====== DATASET ======
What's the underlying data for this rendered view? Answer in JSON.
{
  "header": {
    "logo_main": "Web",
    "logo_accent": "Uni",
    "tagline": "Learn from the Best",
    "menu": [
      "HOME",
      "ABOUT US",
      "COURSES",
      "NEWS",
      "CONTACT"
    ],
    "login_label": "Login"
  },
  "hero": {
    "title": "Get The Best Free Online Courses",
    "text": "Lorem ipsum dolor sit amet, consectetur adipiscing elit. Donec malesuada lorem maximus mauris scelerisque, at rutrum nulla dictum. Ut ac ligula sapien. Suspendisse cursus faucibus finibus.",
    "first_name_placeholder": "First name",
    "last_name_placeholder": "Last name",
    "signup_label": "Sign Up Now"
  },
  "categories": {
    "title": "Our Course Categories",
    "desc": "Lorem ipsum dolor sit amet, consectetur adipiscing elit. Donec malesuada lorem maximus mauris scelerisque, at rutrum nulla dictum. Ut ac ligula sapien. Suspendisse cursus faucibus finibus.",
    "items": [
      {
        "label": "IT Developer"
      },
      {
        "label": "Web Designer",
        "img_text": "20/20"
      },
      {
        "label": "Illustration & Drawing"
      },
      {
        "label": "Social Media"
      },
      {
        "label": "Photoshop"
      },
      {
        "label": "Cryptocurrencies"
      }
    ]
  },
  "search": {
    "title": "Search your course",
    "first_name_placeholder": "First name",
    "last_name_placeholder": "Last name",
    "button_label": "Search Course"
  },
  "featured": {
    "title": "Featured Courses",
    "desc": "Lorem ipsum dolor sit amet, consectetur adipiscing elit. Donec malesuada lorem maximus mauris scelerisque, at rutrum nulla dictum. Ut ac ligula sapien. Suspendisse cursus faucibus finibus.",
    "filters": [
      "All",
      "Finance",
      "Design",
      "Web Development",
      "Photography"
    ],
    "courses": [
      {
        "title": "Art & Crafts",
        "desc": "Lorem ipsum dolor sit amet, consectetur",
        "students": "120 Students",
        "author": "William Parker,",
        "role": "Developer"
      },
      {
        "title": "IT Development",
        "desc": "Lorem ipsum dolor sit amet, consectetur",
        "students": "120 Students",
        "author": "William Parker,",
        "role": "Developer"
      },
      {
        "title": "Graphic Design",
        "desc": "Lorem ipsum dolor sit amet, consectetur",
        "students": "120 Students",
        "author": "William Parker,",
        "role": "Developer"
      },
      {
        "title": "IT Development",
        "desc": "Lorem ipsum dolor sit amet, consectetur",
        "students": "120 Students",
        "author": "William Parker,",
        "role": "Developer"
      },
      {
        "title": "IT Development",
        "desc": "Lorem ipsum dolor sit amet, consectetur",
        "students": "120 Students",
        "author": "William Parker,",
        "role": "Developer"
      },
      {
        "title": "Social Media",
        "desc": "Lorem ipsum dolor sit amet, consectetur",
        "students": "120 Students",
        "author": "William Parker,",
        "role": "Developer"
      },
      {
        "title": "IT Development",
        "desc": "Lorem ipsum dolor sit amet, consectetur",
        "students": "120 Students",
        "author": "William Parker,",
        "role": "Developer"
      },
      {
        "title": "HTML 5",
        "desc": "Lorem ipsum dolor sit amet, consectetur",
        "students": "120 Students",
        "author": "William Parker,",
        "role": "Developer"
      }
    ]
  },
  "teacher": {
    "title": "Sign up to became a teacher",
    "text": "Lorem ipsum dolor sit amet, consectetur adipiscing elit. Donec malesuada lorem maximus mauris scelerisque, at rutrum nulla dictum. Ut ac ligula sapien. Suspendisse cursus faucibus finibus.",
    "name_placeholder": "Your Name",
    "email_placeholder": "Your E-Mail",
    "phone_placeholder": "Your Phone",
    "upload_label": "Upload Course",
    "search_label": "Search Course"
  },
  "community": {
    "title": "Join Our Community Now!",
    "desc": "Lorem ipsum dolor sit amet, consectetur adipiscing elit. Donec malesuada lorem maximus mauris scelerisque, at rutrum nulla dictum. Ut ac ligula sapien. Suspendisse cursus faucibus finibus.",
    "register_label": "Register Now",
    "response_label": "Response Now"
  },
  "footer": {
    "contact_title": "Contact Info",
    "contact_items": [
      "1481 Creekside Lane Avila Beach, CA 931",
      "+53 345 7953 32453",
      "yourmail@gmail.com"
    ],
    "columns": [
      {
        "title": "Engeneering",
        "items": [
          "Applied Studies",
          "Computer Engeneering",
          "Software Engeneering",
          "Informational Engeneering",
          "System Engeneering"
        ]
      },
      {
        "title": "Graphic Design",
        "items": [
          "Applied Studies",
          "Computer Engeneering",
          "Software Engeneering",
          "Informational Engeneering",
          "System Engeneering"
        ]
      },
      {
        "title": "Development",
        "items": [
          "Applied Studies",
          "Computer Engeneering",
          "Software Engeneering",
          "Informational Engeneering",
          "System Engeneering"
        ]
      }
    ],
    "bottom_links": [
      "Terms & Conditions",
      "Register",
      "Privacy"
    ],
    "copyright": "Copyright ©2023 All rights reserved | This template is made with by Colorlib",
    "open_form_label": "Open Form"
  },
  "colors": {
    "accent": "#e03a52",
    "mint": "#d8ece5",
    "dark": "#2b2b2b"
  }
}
======
Generate an exact reproduction of all entries.

What's the underlying data for this rendered view? Answer in JSON.
{
  "header": {
    "logo_main": "Web",
    "logo_accent": "Uni",
    "tagline": "Learn from the Best",
    "menu": [
      "HOME",
      "ABOUT US",
      "COURSES",
      "NEWS",
      "CONTACT"
    ],
    "login_label": "Login"
  },
  "hero": {
    "title": "Get The Best Free Online Courses",
    "text": "Lorem ipsum dolor sit amet, consectetur adipiscing elit. Donec malesuada lorem maximus mauris scelerisque, at rutrum nulla dictum. Ut ac ligula sapien. Suspendisse cursus faucibus finibus.",
    "first_name_placeholder": "First name",
    "last_name_placeholder": "Last name",
    "signup_label": "Sign Up Now"
  },
  "categories": {
    "title": "Our Course Categories",
    "desc": "Lorem ipsum dolor sit amet, consectetur adipiscing elit. Donec malesuada lorem maximus mauris scelerisque, at rutrum nulla dictum. Ut ac ligula sapien. Suspendisse cursus faucibus finibus.",
    "items": [
      {
        "label": "IT Developer"
      },
      {
        "label": "Web Designer",
        "img_text": "20/20"
      },
      {
        "label": "Illustration & Drawing"
      },
      {
        "label": "Social Media"
      },
      {
        "label": "Photoshop"
      },
      {
        "label": "Cryptocurrencies"
      }
    ]
  },
  "search": {
    "title": "Search your course",
    "first_name_placeholder": "First name",
    "last_name_placeholder": "Last name",
    "button_label": "Search Course"
  },
  "featured": {
    "title": "Featured Courses",
    "desc": "Lorem ipsum dolor sit amet, consectetur adipiscing elit. Donec malesuada lorem maximus mauris scelerisque, at rutrum nulla dictum. Ut ac ligula sapien. Suspendisse cursus faucibus finibus.",
    "filters": [
      "All",
      "Finance",
      "Design",
      "Web Development",
      "Photography"
    ],
    "courses": [
      {
        "title": "Art & Crafts",
        "desc": "Lorem ipsum dolor sit amet, consectetur",
        "students": "120 Students",
        "author": "William Parker,",
        "role": "Developer"
      },
      {
        "title": "IT Development",
        "desc": "Lorem ipsum dolor sit amet, consectetur",
        "students": "120 Students",
        "author": "William Parker,",
        "role": "Developer"
      },
      {
        "title": "Graphic Design",
        "desc": "Lorem ipsum dolor sit amet, consectetur",
        "students": "120 Students",
        "author": "William Parker,",
        "role": "Developer"
      },
      {
        "title": "IT Development",
        "desc": "Lorem ipsum dolor sit amet, consectetur",
        "students": "120 Students",
        "author": "William Parker,",
        "role": "Developer"
      },
      {
        "title": "IT Development",
        "desc": "Lorem ipsum dolor sit amet, consectetur",
        "students": "120 Students",
        "author": "William Parker,",
        "role": "Developer"
      },
      {
        "title": "Social Media",
        "desc": "Lorem ipsum dolor sit amet, consectetur",
        "students": "120 Students",
        "author": "William Parker,",
        "role": "Developer"
      },
      {
        "title": "IT Development",
        "desc": "Lorem ipsum dolor sit amet, consectetur",
        "students": "120 Students",
        "author": "William Parker,",
        "role": "Developer"
      },
      {
        "title": "HTML 5",
        "desc": "Lorem ipsum dolor sit amet, consectetur",
        "students": "120 Students",
        "author": "William Parker,",
        "role": "Developer"
      }
    ]
  },
  "teacher": {
    "title": "Sign up to became a teacher",
    "text": "Lorem ipsum dolor sit amet, consectetur adipiscing elit. Donec malesuada lorem maximus mauris scelerisque, at rutrum nulla dictum. Ut ac ligula sapien. Suspendisse cursus faucibus finibus.",
    "name_placeholder": "Your Name",
    "email_placeholder": "Your E-Mail",
    "phone_placeholder": "Your Phone",
    "upload_label": "Upload Course",
    "search_label": "Search Course"
  },
  "community": {
    "title": "Join Our Community Now!",
    "desc": "Lorem ipsum dolor sit amet, consectetur adipiscing elit. Donec malesuada lorem maximus mauris scelerisque, at rutrum nulla dictum. Ut ac ligula sapien. Suspendisse cursus faucibus finibus.",
    "register_label": "Register Now",
    "response_label": "Response Now"
  },
  "footer": {
    "contact_title": "Contact Info",
    "contact_items": [
      "1481 Creekside Lane Avila Beach, CA 931",
      "+53 345 7953 32453",
      "yourmail@gmail.com"
    ],
    "columns": [
      {
        "title": "Engeneering",
        "items": [
          "Applied Studies",
          "Computer Engeneering",
          "Software Engeneering",
          "Informational Engeneering",
          "System Engeneering"
        ]
      },
      {
        "title": "Graphic Design",
        "items": [
          "Applied Studies",
          "Computer Engeneering",
          "Software Engeneering",
          "Informational Engeneering",
          "System Engeneering"
        ]
      },
      {
        "title": "Development",
        "items": [
          "Applied Studies",
          "Computer Engeneering",
          "Software Engeneering",
          "Informational Engeneering",
          "System Engeneering"
        ]
      }
    ],
    "bottom_links": [
      "Terms & Conditions",
      "Register",
      "Privacy"
    ],
    "copyright": "Copyright ©2023 All rights reserved | This template is made with by Colorlib",
    "open_form_label": "Open Form"
  },
  "colors": {
    "accent": "#e03a52",
    "mint": "#d8ece5",
    "dark": "#2b2b2b"
  }
}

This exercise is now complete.